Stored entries
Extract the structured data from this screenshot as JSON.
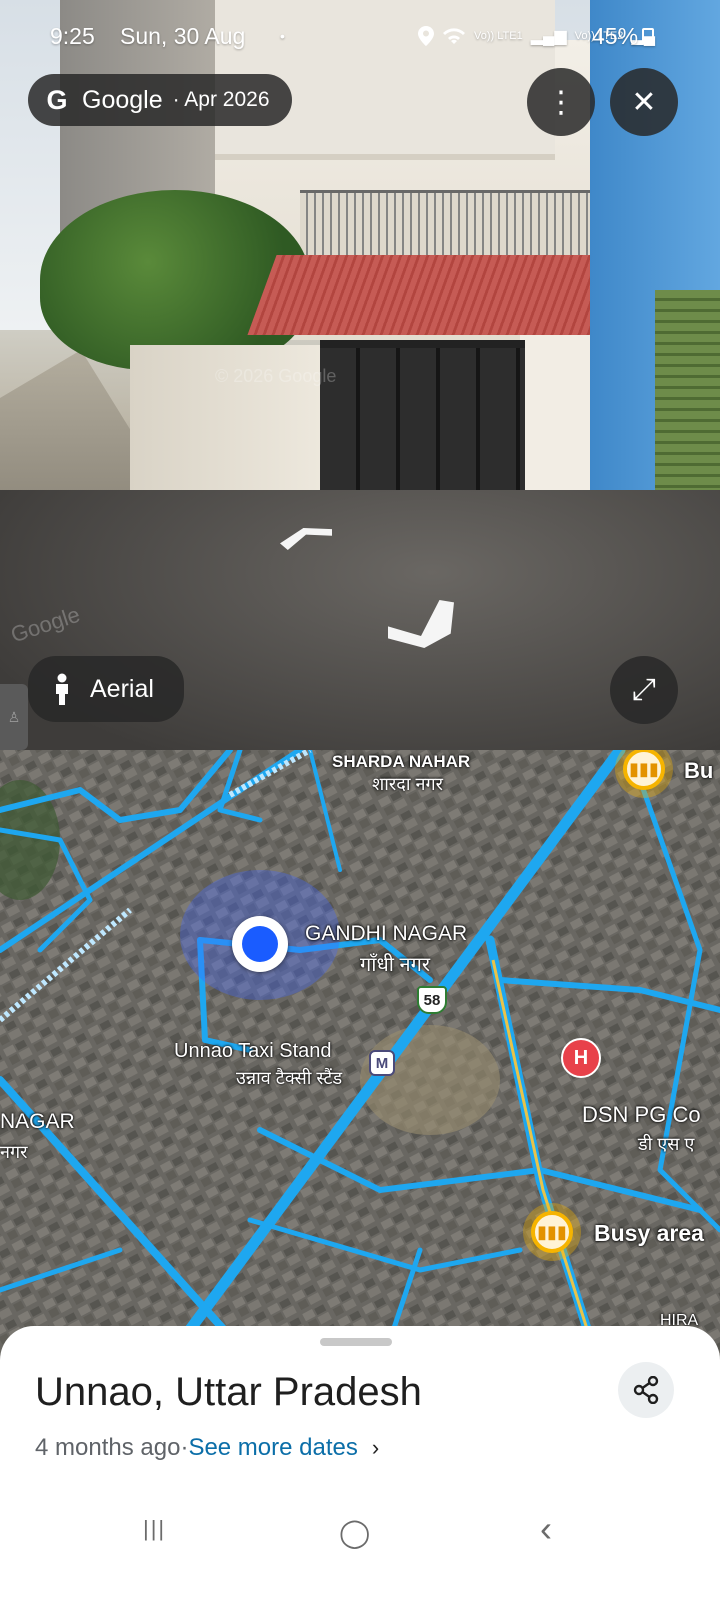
{
  "status_bar": {
    "time": "9:25",
    "date": "Sun, 30 Aug",
    "dot": "•",
    "lte1": "Vo)) LTE1",
    "lte2": "Vo)) LTE2",
    "battery": "45%"
  },
  "street_view": {
    "brand": "Google",
    "brand_icon": "G",
    "capture_date": "· Apr 2026",
    "menu_icon": "⋮",
    "close_icon": "✕",
    "aerial_label": "Aerial",
    "expand_icon": "⤢",
    "watermark_1": "© 2026 Google",
    "watermark_2": "Google"
  },
  "map": {
    "labels": {
      "sharda_en": "SHARDA NAHAR",
      "sharda_hi": "शारदा नगर",
      "gandhi_en": "GANDHI NAGAR",
      "gandhi_hi": "गाँधी नगर",
      "highway": "58",
      "taxi_en": "Unnao Taxi Stand",
      "taxi_hi": "उन्नाव टैक्सी स्टैंड",
      "nagar_en": "NAGAR",
      "nagar_hi": "नगर",
      "dsn_en": "DSN PG Co",
      "dsn_hi": "डी एस ए",
      "busy": "Busy area",
      "bu": "Bu",
      "hira": "HIRA"
    },
    "metro_letter": "M",
    "hospital_letter": "H"
  },
  "sheet": {
    "title": "Unnao, Uttar Pradesh",
    "age": "4 months ago",
    "separator": " · ",
    "see_more": "See more dates",
    "chevron": "›"
  },
  "navbar": {
    "recents": "|||",
    "home": "◯",
    "back": "‹"
  },
  "colors": {
    "road_highlight": "#1ea7f0",
    "accent_link": "#0b6ea8",
    "location_blue": "#1a5cff",
    "busy_yellow": "#f6b400",
    "hospital_red": "#e8414a"
  }
}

— OBJECTIVE —
Make an exact copy of every entry above, minus the images.

— RESPONSE TO THE EXERCISE —
Extract the structured data from this screenshot as JSON.
{
  "status_bar": {
    "time": "9:25",
    "date": "Sun, 30 Aug",
    "dot": "•",
    "lte1": "Vo)) LTE1",
    "lte2": "Vo)) LTE2",
    "battery": "45%"
  },
  "street_view": {
    "brand": "Google",
    "brand_icon": "G",
    "capture_date": "· Apr 2026",
    "menu_icon": "⋮",
    "close_icon": "✕",
    "aerial_label": "Aerial",
    "expand_icon": "⤢",
    "watermark_1": "© 2026 Google",
    "watermark_2": "Google"
  },
  "map": {
    "labels": {
      "sharda_en": "SHARDA NAHAR",
      "sharda_hi": "शारदा नगर",
      "gandhi_en": "GANDHI NAGAR",
      "gandhi_hi": "गाँधी नगर",
      "highway": "58",
      "taxi_en": "Unnao Taxi Stand",
      "taxi_hi": "उन्नाव टैक्सी स्टैंड",
      "nagar_en": "NAGAR",
      "nagar_hi": "नगर",
      "dsn_en": "DSN PG Co",
      "dsn_hi": "डी एस ए",
      "busy": "Busy area",
      "bu": "Bu",
      "hira": "HIRA"
    },
    "metro_letter": "M",
    "hospital_letter": "H"
  },
  "sheet": {
    "title": "Unnao, Uttar Pradesh",
    "age": "4 months ago",
    "separator": " · ",
    "see_more": "See more dates",
    "chevron": "›"
  },
  "navbar": {
    "recents": "|||",
    "home": "◯",
    "back": "‹"
  },
  "colors": {
    "road_highlight": "#1ea7f0",
    "accent_link": "#0b6ea8",
    "location_blue": "#1a5cff",
    "busy_yellow": "#f6b400",
    "hospital_red": "#e8414a"
  }
}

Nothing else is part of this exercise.